**What you need to do**. Give back each entry unchanged, minus pictures.

**Stored data**.
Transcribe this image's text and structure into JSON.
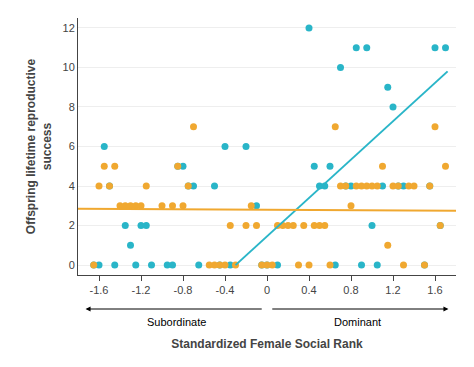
{
  "chart_data": {
    "type": "scatter",
    "xlabel": "Standardized Female Social Rank",
    "ylabel": "Offspring lifetime reproductive\nsuccess",
    "series": [
      {
        "type": "scatter",
        "color": "#29b5c8",
        "x": [
          -1.65,
          -1.6,
          -1.55,
          -1.5,
          -1.45,
          -1.35,
          -1.3,
          -1.25,
          -1.2,
          -1.15,
          -1.1,
          -0.95,
          -0.9,
          -0.85,
          -0.8,
          -0.75,
          -0.7,
          -0.65,
          -0.5,
          -0.45,
          -0.4,
          -0.35,
          -0.2,
          -0.1,
          -0.05,
          0.0,
          0.1,
          0.4,
          0.45,
          0.5,
          0.55,
          0.6,
          0.65,
          0.7,
          0.75,
          0.8,
          0.85,
          0.9,
          0.95,
          1.0,
          1.05,
          1.1,
          1.15,
          1.2,
          1.25,
          1.3,
          1.5,
          1.55,
          1.6,
          1.65,
          1.7
        ],
        "values": [
          0,
          0,
          6,
          4,
          0,
          2,
          1,
          0,
          2,
          2,
          0,
          0,
          0,
          5,
          5,
          4,
          4,
          0,
          4,
          0,
          6,
          0,
          6,
          3,
          0,
          0,
          0,
          12,
          5,
          4,
          4,
          5,
          0,
          10,
          4,
          4,
          11,
          0,
          11,
          2,
          0,
          4,
          9,
          8,
          4,
          4,
          0,
          4,
          11,
          2,
          11
        ]
      },
      {
        "type": "scatter",
        "color": "#f0a830",
        "x": [
          -1.65,
          -1.6,
          -1.55,
          -1.5,
          -1.45,
          -1.4,
          -1.35,
          -1.3,
          -1.25,
          -1.2,
          -1.15,
          -1.0,
          -0.9,
          -0.85,
          -0.8,
          -0.75,
          -0.7,
          -0.55,
          -0.5,
          -0.45,
          -0.4,
          -0.35,
          -0.3,
          -0.2,
          -0.15,
          -0.1,
          -0.05,
          0.0,
          0.05,
          0.1,
          0.15,
          0.2,
          0.25,
          0.3,
          0.35,
          0.4,
          0.45,
          0.5,
          0.55,
          0.6,
          0.65,
          0.7,
          0.75,
          0.8,
          0.85,
          0.9,
          0.95,
          1.0,
          1.05,
          1.1,
          1.15,
          1.2,
          1.25,
          1.3,
          1.35,
          1.4,
          1.5,
          1.55,
          1.6,
          1.65,
          1.7
        ],
        "values": [
          0,
          4,
          5,
          4,
          5,
          3,
          3,
          3,
          3,
          3,
          4,
          3,
          3,
          5,
          3,
          4,
          7,
          0,
          0,
          0,
          0,
          2,
          0,
          2,
          3,
          2,
          0,
          0,
          0,
          2,
          2,
          2,
          2,
          0,
          2,
          0,
          2,
          2,
          2,
          0,
          7,
          4,
          4,
          3,
          4,
          4,
          4,
          4,
          4,
          5,
          1,
          4,
          4,
          0,
          4,
          4,
          0,
          4,
          7,
          2,
          5
        ]
      },
      {
        "type": "line",
        "color": "#29b5c8",
        "x": [
          -0.3,
          1.72
        ],
        "values": [
          0.0,
          9.8
        ]
      },
      {
        "type": "line",
        "color": "#f0a830",
        "x": [
          -1.8,
          1.8
        ],
        "values": [
          2.85,
          2.75
        ]
      }
    ],
    "xlim": [
      -1.8,
      1.8
    ],
    "ylim": [
      -0.5,
      12.5
    ],
    "xticks": [
      -1.6,
      -1.2,
      -0.8,
      -0.4,
      0,
      0.4,
      0.8,
      1.2,
      1.6
    ],
    "yticks": [
      0,
      2,
      4,
      6,
      8,
      10,
      12
    ],
    "grid": "y",
    "annotations": [
      "Subordinate",
      "Dominant"
    ]
  }
}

**Output for this task**.
Transcribe this image's text and structure into JSON.
{
  "chart_data": {
    "type": "scatter",
    "xlabel": "Standardized Female Social Rank",
    "ylabel": "Offspring lifetime reproductive\nsuccess",
    "series": [
      {
        "type": "scatter",
        "color": "#29b5c8",
        "x": [
          -1.65,
          -1.6,
          -1.55,
          -1.5,
          -1.45,
          -1.35,
          -1.3,
          -1.25,
          -1.2,
          -1.15,
          -1.1,
          -0.95,
          -0.9,
          -0.85,
          -0.8,
          -0.75,
          -0.7,
          -0.65,
          -0.5,
          -0.45,
          -0.4,
          -0.35,
          -0.2,
          -0.1,
          -0.05,
          0.0,
          0.1,
          0.4,
          0.45,
          0.5,
          0.55,
          0.6,
          0.65,
          0.7,
          0.75,
          0.8,
          0.85,
          0.9,
          0.95,
          1.0,
          1.05,
          1.1,
          1.15,
          1.2,
          1.25,
          1.3,
          1.5,
          1.55,
          1.6,
          1.65,
          1.7
        ],
        "values": [
          0,
          0,
          6,
          4,
          0,
          2,
          1,
          0,
          2,
          2,
          0,
          0,
          0,
          5,
          5,
          4,
          4,
          0,
          4,
          0,
          6,
          0,
          6,
          3,
          0,
          0,
          0,
          12,
          5,
          4,
          4,
          5,
          0,
          10,
          4,
          4,
          11,
          0,
          11,
          2,
          0,
          4,
          9,
          8,
          4,
          4,
          0,
          4,
          11,
          2,
          11
        ]
      },
      {
        "type": "scatter",
        "color": "#f0a830",
        "x": [
          -1.65,
          -1.6,
          -1.55,
          -1.5,
          -1.45,
          -1.4,
          -1.35,
          -1.3,
          -1.25,
          -1.2,
          -1.15,
          -1.0,
          -0.9,
          -0.85,
          -0.8,
          -0.75,
          -0.7,
          -0.55,
          -0.5,
          -0.45,
          -0.4,
          -0.35,
          -0.3,
          -0.2,
          -0.15,
          -0.1,
          -0.05,
          0.0,
          0.05,
          0.1,
          0.15,
          0.2,
          0.25,
          0.3,
          0.35,
          0.4,
          0.45,
          0.5,
          0.55,
          0.6,
          0.65,
          0.7,
          0.75,
          0.8,
          0.85,
          0.9,
          0.95,
          1.0,
          1.05,
          1.1,
          1.15,
          1.2,
          1.25,
          1.3,
          1.35,
          1.4,
          1.5,
          1.55,
          1.6,
          1.65,
          1.7
        ],
        "values": [
          0,
          4,
          5,
          4,
          5,
          3,
          3,
          3,
          3,
          3,
          4,
          3,
          3,
          5,
          3,
          4,
          7,
          0,
          0,
          0,
          0,
          2,
          0,
          2,
          3,
          2,
          0,
          0,
          0,
          2,
          2,
          2,
          2,
          0,
          2,
          0,
          2,
          2,
          2,
          0,
          7,
          4,
          4,
          3,
          4,
          4,
          4,
          4,
          4,
          5,
          1,
          4,
          4,
          0,
          4,
          4,
          0,
          4,
          7,
          2,
          5
        ]
      },
      {
        "type": "line",
        "color": "#29b5c8",
        "x": [
          -0.3,
          1.72
        ],
        "values": [
          0.0,
          9.8
        ]
      },
      {
        "type": "line",
        "color": "#f0a830",
        "x": [
          -1.8,
          1.8
        ],
        "values": [
          2.85,
          2.75
        ]
      }
    ],
    "xlim": [
      -1.8,
      1.8
    ],
    "ylim": [
      -0.5,
      12.5
    ],
    "xticks": [
      -1.6,
      -1.2,
      -0.8,
      -0.4,
      0,
      0.4,
      0.8,
      1.2,
      1.6
    ],
    "yticks": [
      0,
      2,
      4,
      6,
      8,
      10,
      12
    ],
    "grid": "y",
    "annotations": [
      "Subordinate",
      "Dominant"
    ]
  }
}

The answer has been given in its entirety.